(Stored items)
# # #

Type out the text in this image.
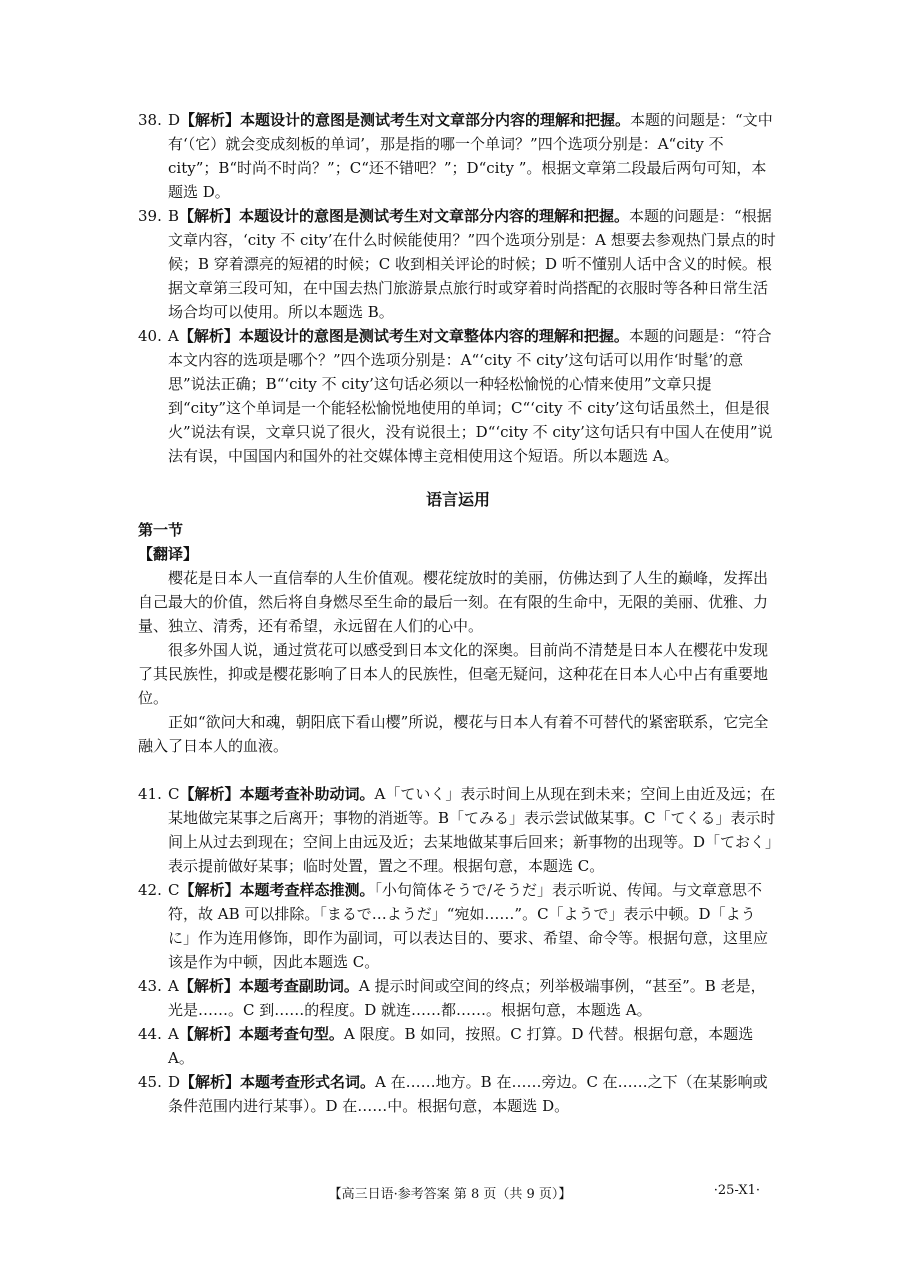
38. D【解析】本题设计的意图是测试考生对文章部分内容的理解和把握。本题的问题是：“文中有‘（它）就会变成刻板的单词’，那是指的哪一个单词？”四个选项分别是：A“city 不 city”；B“时尚不时尚？”；C“还不错吧？”；D“city ”。根据文章第二段最后两句可知，本题选 D。
39. B【解析】本题设计的意图是测试考生对文章部分内容的理解和把握。本题的问题是：“根据文章内容，‘city 不 city’在什么时候能使用？”四个选项分别是：A 想要去参观热门景点的时候；B 穿着漂亮的短裙的时候；C 收到相关评论的时候；D 听不懂别人话中含义的时候。根据文章第三段可知，在中国去热门旅游景点旅行时或穿着时尚搭配的衣服时等各种日常生活场合均可以使用。所以本题选 B。
40. A【解析】本题设计的意图是测试考生对文章整体内容的理解和把握。本题的问题是：“符合本文内容的选项是哪个？”四个选项分别是：A“‘city 不 city’这句话可以用作‘时髦’的意思”说法正确；B“‘city 不 city’这句话必须以一种轻松愉悦的心情来使用”文章只提到“city”这个单词是一个能轻松愉悦地使用的单词；C“‘city 不 city’这句话虽然土，但是很火”说法有误，文章只说了很火，没有说很土；D“‘city 不 city’这句话只有中国人在使用”说法有误，中国国内和国外的社交媒体博主竞相使用这个短语。所以本题选 A。
语言运用
第一节
【翻译】

樱花是日本人一直信奉的人生价值观。樱花绽放时的美丽，仿佛达到了人生的巅峰，发挥出自己最大的价值，然后将自身燃尽至生命的最后一刻。在有限的生命中，无限的美丽、优雅、力量、独立、清秀，还有希望，永远留在人们的心中。

很多外国人说，通过赏花可以感受到日本文化的深奥。目前尚不清楚是日本人在樱花中发现了其民族性，抑或是樱花影响了日本人的民族性，但毫无疑问，这种花在日本人心中占有重要地位。

正如“欲问大和魂，朝阳底下看山樱”所说，樱花与日本人有着不可替代的紧密联系，它完全融入了日本人的血液。

41. C【解析】本题考查补助动词。A「ていく」表示时间上从现在到未来；空间上由近及远；在某地做完某事之后离开；事物的消逝等。B「てみる」表示尝试做某事。C「てくる」表示时间上从过去到现在；空间上由远及近；去某地做某事后回来；新事物的出现等。D「ておく」表示提前做好某事；临时处置，置之不理。根据句意，本题选 C。
42. C【解析】本题考查样态推测。「小句简体そうで/そうだ」表示听说、传闻。与文章意思不符，故 AB 可以排除。「まるで…ようだ」“宛如……”。C「ようで」表示中顿。D「ように」作为连用修饰，即作为副词，可以表达目的、要求、希望、命令等。根据句意，这里应该是作为中顿，因此本题选 C。
43. A【解析】本题考查副助词。A 提示时间或空间的终点；列举极端事例，“甚至”。B 老是，光是……。C 到……的程度。D 就连……都……。根据句意，本题选 A。
44. A【解析】本题考查句型。A 限度。B 如同，按照。C 打算。D 代替。根据句意，本题选 A。
45. D【解析】本题考查形式名词。A 在……地方。B 在……旁边。C 在……之下（在某影响或条件范围内进行某事）。D 在……中。根据句意，本题选 D。
【高三日语·参考答案 第 8 页（共 9 页）】	·25-X1·
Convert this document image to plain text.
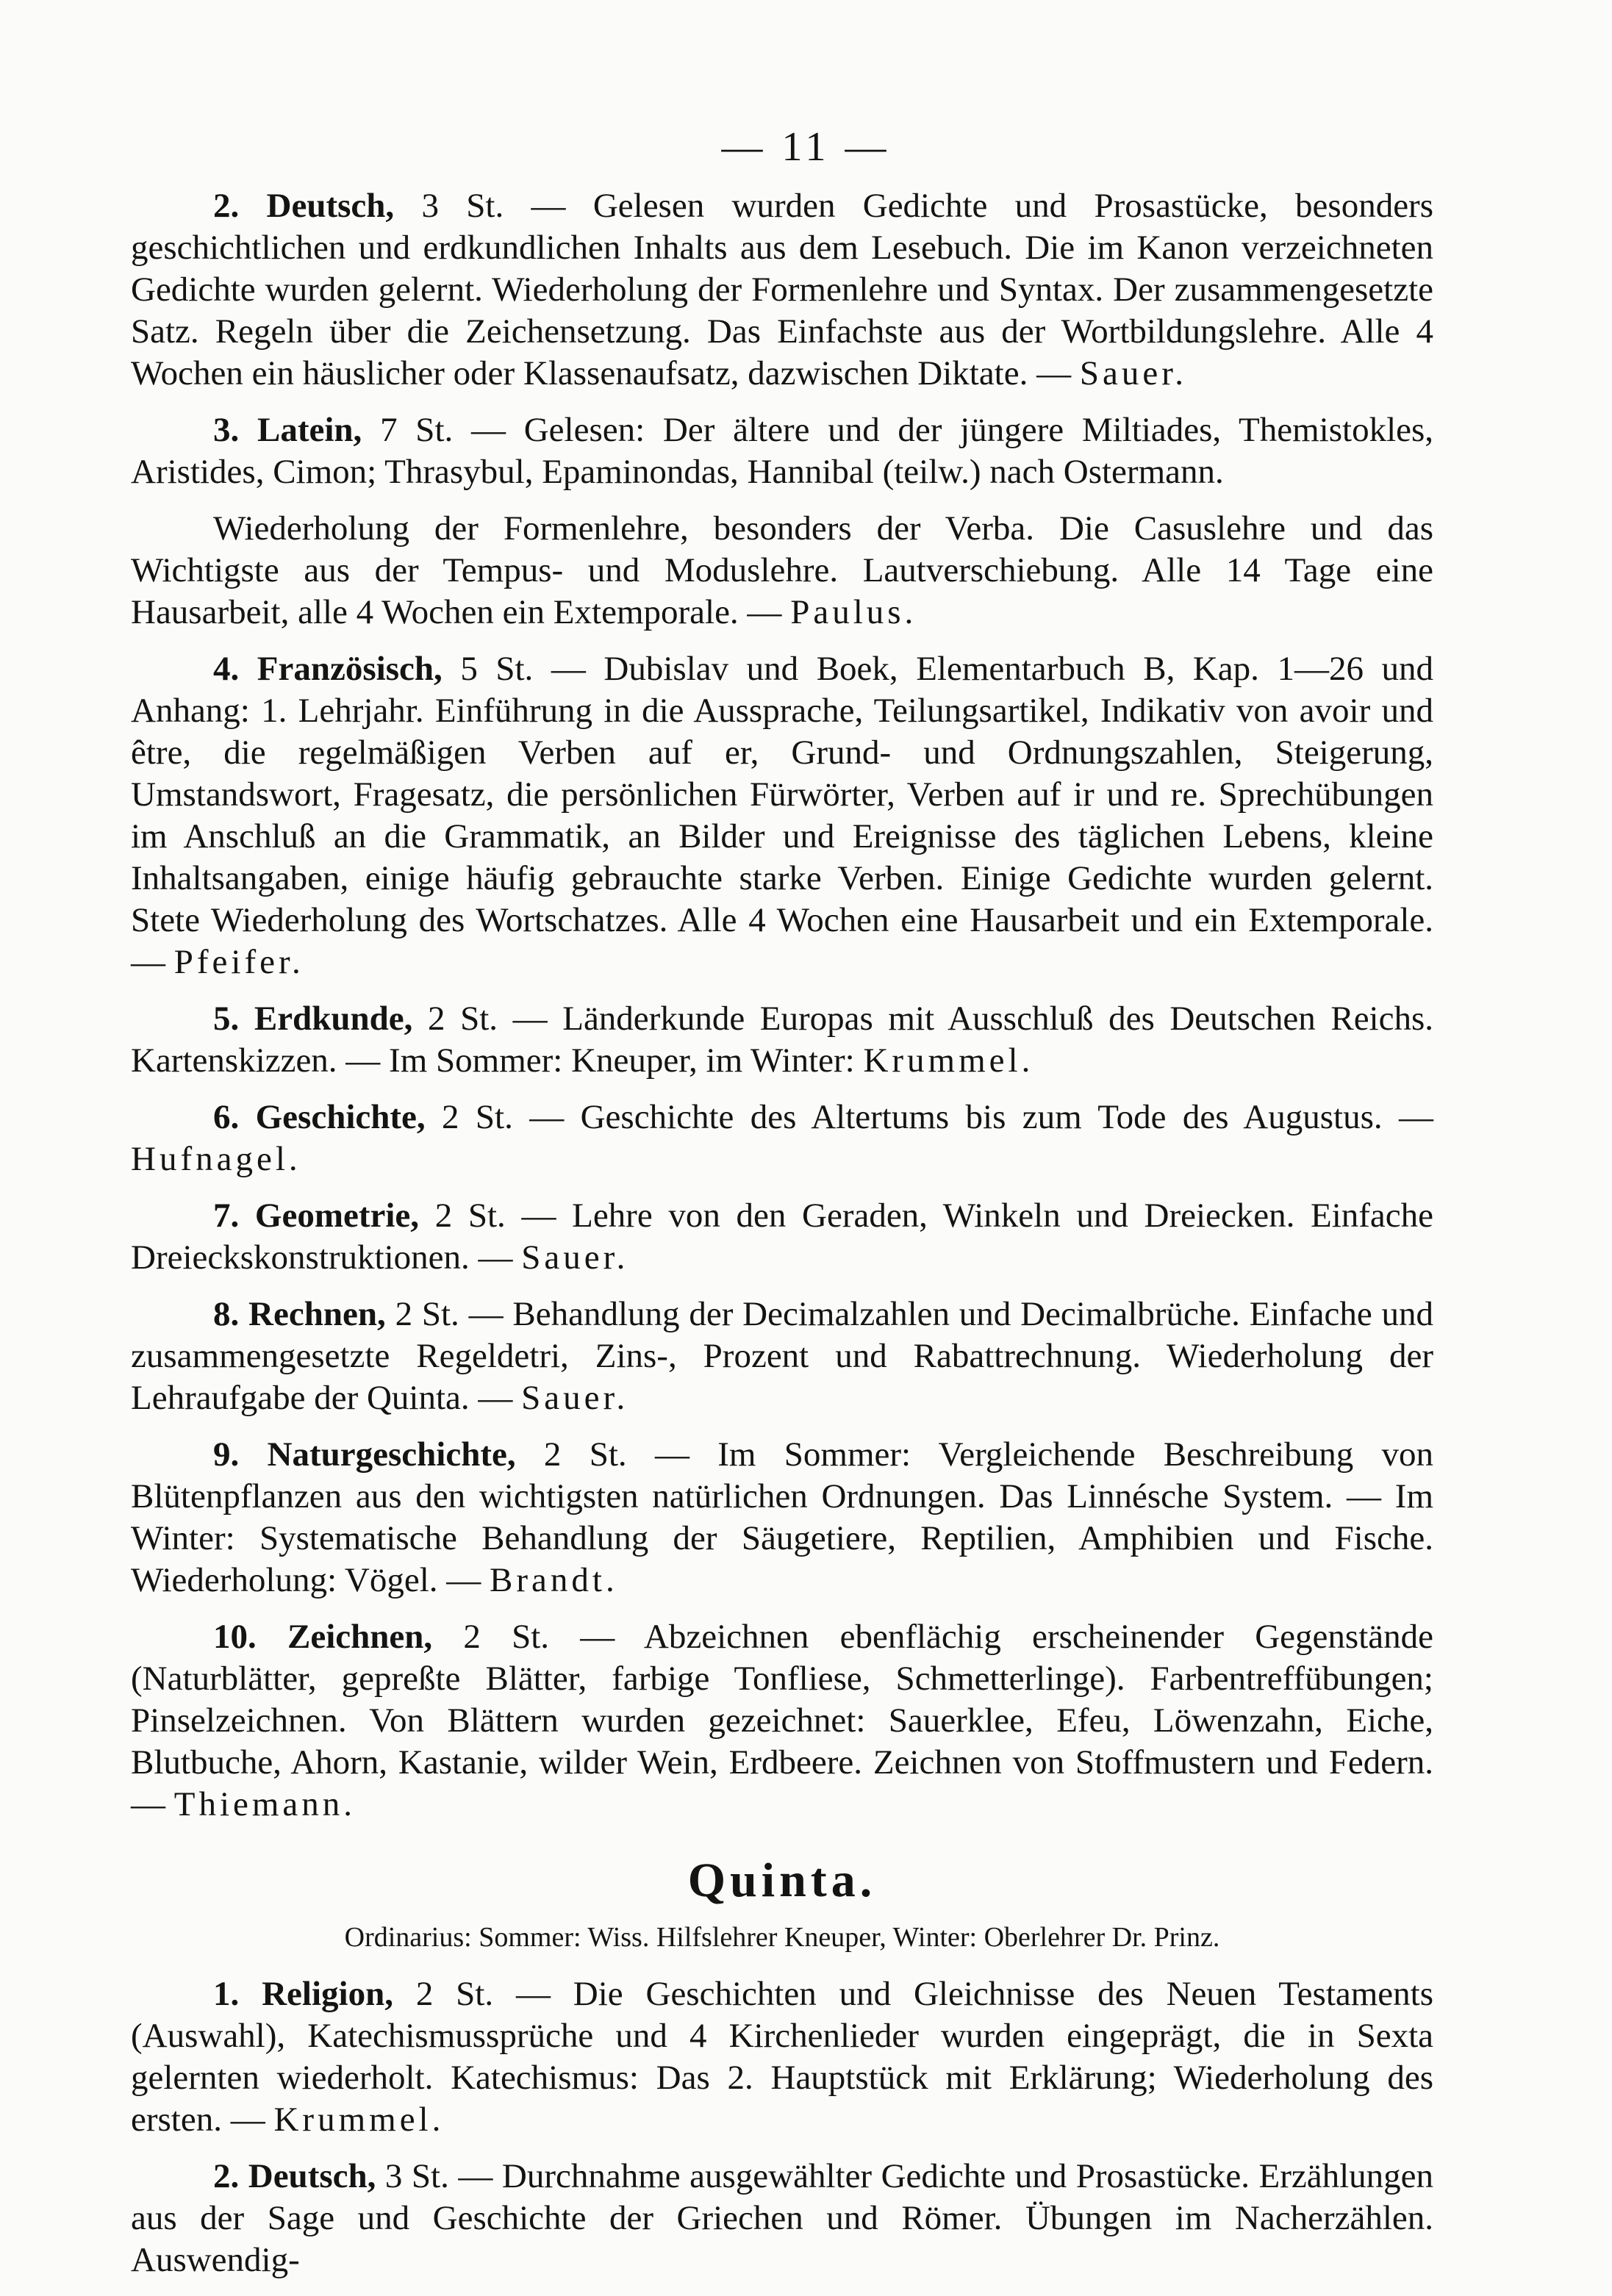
— 11 —

2. Deutsch, 3 St. — Gelesen wurden Gedichte und Prosastücke, besonders geschichtlichen und erdkundlichen Inhalts aus dem Lesebuch. Die im Kanon verzeichneten Gedichte wurden gelernt. Wiederholung der Formenlehre und Syntax. Der zusammengesetzte Satz. Regeln über die Zeichensetzung. Das Einfachste aus der Wortbildungslehre. Alle 4 Wochen ein häuslicher oder Klassenaufsatz, dazwischen Diktate. — Sauer.

3. Latein, 7 St. — Gelesen: Der ältere und der jüngere Miltiades, Themistokles, Aristides, Cimon; Thrasybul, Epaminondas, Hannibal (teilw.) nach Ostermann.

Wiederholung der Formenlehre, besonders der Verba. Die Casuslehre und das Wichtigste aus der Tempus- und Moduslehre. Lautverschiebung. Alle 14 Tage eine Hausarbeit, alle 4 Wochen ein Extemporale. — Paulus.

4. Französisch, 5 St. — Dubislav und Boek, Elementarbuch B, Kap. 1—26 und Anhang: 1. Lehrjahr. Einführung in die Aussprache, Teilungsartikel, Indikativ von avoir und être, die regelmäßigen Verben auf er, Grund- und Ordnungszahlen, Steigerung, Umstandswort, Fragesatz, die persönlichen Fürwörter, Verben auf ir und re. Sprechübungen im Anschluß an die Grammatik, an Bilder und Ereignisse des täglichen Lebens, kleine Inhaltsangaben, einige häufig gebrauchte starke Verben. Einige Gedichte wurden gelernt. Stete Wiederholung des Wortschatzes. Alle 4 Wochen eine Hausarbeit und ein Extemporale. — Pfeifer.

5. Erdkunde, 2 St. — Länderkunde Europas mit Ausschluß des Deutschen Reichs. Kartenskizzen. — Im Sommer: Kneuper, im Winter: Krummel.

6. Geschichte, 2 St. — Geschichte des Altertums bis zum Tode des Augustus. — Hufnagel.

7. Geometrie, 2 St. — Lehre von den Geraden, Winkeln und Dreiecken. Einfache Dreieckskonstruktionen. — Sauer.

8. Rechnen, 2 St. — Behandlung der Decimalzahlen und Decimalbrüche. Einfache und zusammengesetzte Regeldetri, Zins-, Prozent und Rabattrechnung. Wiederholung der Lehraufgabe der Quinta. — Sauer.

9. Naturgeschichte, 2 St. — Im Sommer: Vergleichende Beschreibung von Blütenpflanzen aus den wichtigsten natürlichen Ordnungen. Das Linnésche System. — Im Winter: Systematische Behandlung der Säugetiere, Reptilien, Amphibien und Fische. Wiederholung: Vögel. — Brandt.

10. Zeichnen, 2 St. — Abzeichnen ebenflächig erscheinender Gegenstände (Naturblätter, gepreßte Blätter, farbige Tonfliese, Schmetterlinge). Farbentreffübungen; Pinselzeichnen. Von Blättern wurden gezeichnet: Sauerklee, Efeu, Löwenzahn, Eiche, Blutbuche, Ahorn, Kastanie, wilder Wein, Erdbeere. Zeichnen von Stoffmustern und Federn. — Thiemann.

Quinta.
Ordinarius: Sommer: Wiss. Hilfslehrer Kneuper, Winter: Oberlehrer Dr. Prinz.

1. Religion, 2 St. — Die Geschichten und Gleichnisse des Neuen Testaments (Auswahl), Katechismussprüche und 4 Kirchenlieder wurden eingeprägt, die in Sexta gelernten wiederholt. Katechismus: Das 2. Hauptstück mit Erklärung; Wiederholung des ersten. — Krummel.

2. Deutsch, 3 St. — Durchnahme ausgewählter Gedichte und Prosastücke. Erzählungen aus der Sage und Geschichte der Griechen und Römer. Übungen im Nacherzählen. Auswendig-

# # #

**Problem to solve:** Can you restate all the records above word for word while dropping the pictures?

**Output for this task:**
Type out the text in this image.
38. D【解析】本题设计的意图是测试考生对文章部分内容的理解和把握。本题的问题是：“文中有‘（它）就会变成刻板的单词’，那是指的哪一个单词？”四个选项分别是：A“city 不 city”；B“时尚不时尚？”；C“还不错吧？”；D“city ”。根据文章第二段最后两句可知，本题选 D。
39. B【解析】本题设计的意图是测试考生对文章部分内容的理解和把握。本题的问题是：“根据文章内容，‘city 不 city’在什么时候能使用？”四个选项分别是：A 想要去参观热门景点的时候；B 穿着漂亮的短裙的时候；C 收到相关评论的时候；D 听不懂别人话中含义的时候。根据文章第三段可知，在中国去热门旅游景点旅行时或穿着时尚搭配的衣服时等各种日常生活场合均可以使用。所以本题选 B。
40. A【解析】本题设计的意图是测试考生对文章整体内容的理解和把握。本题的问题是：“符合本文内容的选项是哪个？”四个选项分别是：A“‘city 不 city’这句话可以用作‘时髦’的意思”说法正确；B“‘city 不 city’这句话必须以一种轻松愉悦的心情来使用”文章只提到“city”这个单词是一个能轻松愉悦地使用的单词；C“‘city 不 city’这句话虽然土，但是很火”说法有误，文章只说了很火，没有说很土；D“‘city 不 city’这句话只有中国人在使用”说法有误，中国国内和国外的社交媒体博主竞相使用这个短语。所以本题选 A。
语言运用
第一节
【翻译】

樱花是日本人一直信奉的人生价值观。樱花绽放时的美丽，仿佛达到了人生的巅峰，发挥出自己最大的价值，然后将自身燃尽至生命的最后一刻。在有限的生命中，无限的美丽、优雅、力量、独立、清秀，还有希望，永远留在人们的心中。

很多外国人说，通过赏花可以感受到日本文化的深奥。目前尚不清楚是日本人在樱花中发现了其民族性，抑或是樱花影响了日本人的民族性，但毫无疑问，这种花在日本人心中占有重要地位。

正如“欲问大和魂，朝阳底下看山樱”所说，樱花与日本人有着不可替代的紧密联系，它完全融入了日本人的血液。

41. C【解析】本题考查补助动词。A「ていく」表示时间上从现在到未来；空间上由近及远；在某地做完某事之后离开；事物的消逝等。B「てみる」表示尝试做某事。C「てくる」表示时间上从过去到现在；空间上由远及近；去某地做某事后回来；新事物的出现等。D「ておく」表示提前做好某事；临时处置，置之不理。根据句意，本题选 C。
42. C【解析】本题考查样态推测。「小句简体そうで/そうだ」表示听说、传闻。与文章意思不符，故 AB 可以排除。「まるで…ようだ」“宛如……”。C「ようで」表示中顿。D「ように」作为连用修饰，即作为副词，可以表达目的、要求、希望、命令等。根据句意，这里应该是作为中顿，因此本题选 C。
43. A【解析】本题考查副助词。A 提示时间或空间的终点；列举极端事例，“甚至”。B 老是，光是……。C 到……的程度。D 就连……都……。根据句意，本题选 A。
44. A【解析】本题考查句型。A 限度。B 如同，按照。C 打算。D 代替。根据句意，本题选 A。
45. D【解析】本题考查形式名词。A 在……地方。B 在……旁边。C 在……之下（在某影响或条件范围内进行某事）。D 在……中。根据句意，本题选 D。
【高三日语·参考答案 第 8 页（共 9 页）】	·25-X1·
Convert this document image to plain text.
— 11 —

2. Deutsch, 3 St. — Gelesen wurden Gedichte und Prosastücke, besonders geschichtlichen und erdkundlichen Inhalts aus dem Lesebuch. Die im Kanon verzeichneten Gedichte wurden gelernt. Wiederholung der Formenlehre und Syntax. Der zusammengesetzte Satz. Regeln über die Zeichensetzung. Das Einfachste aus der Wortbildungslehre. Alle 4 Wochen ein häuslicher oder Klassenaufsatz, dazwischen Diktate. — Sauer.

3. Latein, 7 St. — Gelesen: Der ältere und der jüngere Miltiades, Themistokles, Aristides, Cimon; Thrasybul, Epaminondas, Hannibal (teilw.) nach Ostermann.

Wiederholung der Formenlehre, besonders der Verba. Die Casuslehre und das Wichtigste aus der Tempus- und Moduslehre. Lautverschiebung. Alle 14 Tage eine Hausarbeit, alle 4 Wochen ein Extemporale. — Paulus.

4. Französisch, 5 St. — Dubislav und Boek, Elementarbuch B, Kap. 1—26 und Anhang: 1. Lehrjahr. Einführung in die Aussprache, Teilungsartikel, Indikativ von avoir und être, die regelmäßigen Verben auf er, Grund- und Ordnungszahlen, Steigerung, Umstandswort, Fragesatz, die persönlichen Fürwörter, Verben auf ir und re. Sprechübungen im Anschluß an die Grammatik, an Bilder und Ereignisse des täglichen Lebens, kleine Inhaltsangaben, einige häufig gebrauchte starke Verben. Einige Gedichte wurden gelernt. Stete Wiederholung des Wortschatzes. Alle 4 Wochen eine Hausarbeit und ein Extemporale. — Pfeifer.

5. Erdkunde, 2 St. — Länderkunde Europas mit Ausschluß des Deutschen Reichs. Kartenskizzen. — Im Sommer: Kneuper, im Winter: Krummel.

6. Geschichte, 2 St. — Geschichte des Altertums bis zum Tode des Augustus. — Hufnagel.

7. Geometrie, 2 St. — Lehre von den Geraden, Winkeln und Dreiecken. Einfache Dreieckskonstruktionen. — Sauer.

8. Rechnen, 2 St. — Behandlung der Decimalzahlen und Decimalbrüche. Einfache und zusammengesetzte Regeldetri, Zins-, Prozent und Rabattrechnung. Wiederholung der Lehraufgabe der Quinta. — Sauer.

9. Naturgeschichte, 2 St. — Im Sommer: Vergleichende Beschreibung von Blütenpflanzen aus den wichtigsten natürlichen Ordnungen. Das Linnésche System. — Im Winter: Systematische Behandlung der Säugetiere, Reptilien, Amphibien und Fische. Wiederholung: Vögel. — Brandt.

10. Zeichnen, 2 St. — Abzeichnen ebenflächig erscheinender Gegenstände (Naturblätter, gepreßte Blätter, farbige Tonfliese, Schmetterlinge). Farbentreffübungen; Pinselzeichnen. Von Blättern wurden gezeichnet: Sauerklee, Efeu, Löwenzahn, Eiche, Blutbuche, Ahorn, Kastanie, wilder Wein, Erdbeere. Zeichnen von Stoffmustern und Federn. — Thiemann.

Quinta.
Ordinarius: Sommer: Wiss. Hilfslehrer Kneuper, Winter: Oberlehrer Dr. Prinz.

1. Religion, 2 St. — Die Geschichten und Gleichnisse des Neuen Testaments (Auswahl), Katechismussprüche und 4 Kirchenlieder wurden eingeprägt, die in Sexta gelernten wiederholt. Katechismus: Das 2. Hauptstück mit Erklärung; Wiederholung des ersten. — Krummel.

2. Deutsch, 3 St. — Durchnahme ausgewählter Gedichte und Prosastücke. Erzählungen aus der Sage und Geschichte der Griechen und Römer. Übungen im Nacherzählen. Auswendig-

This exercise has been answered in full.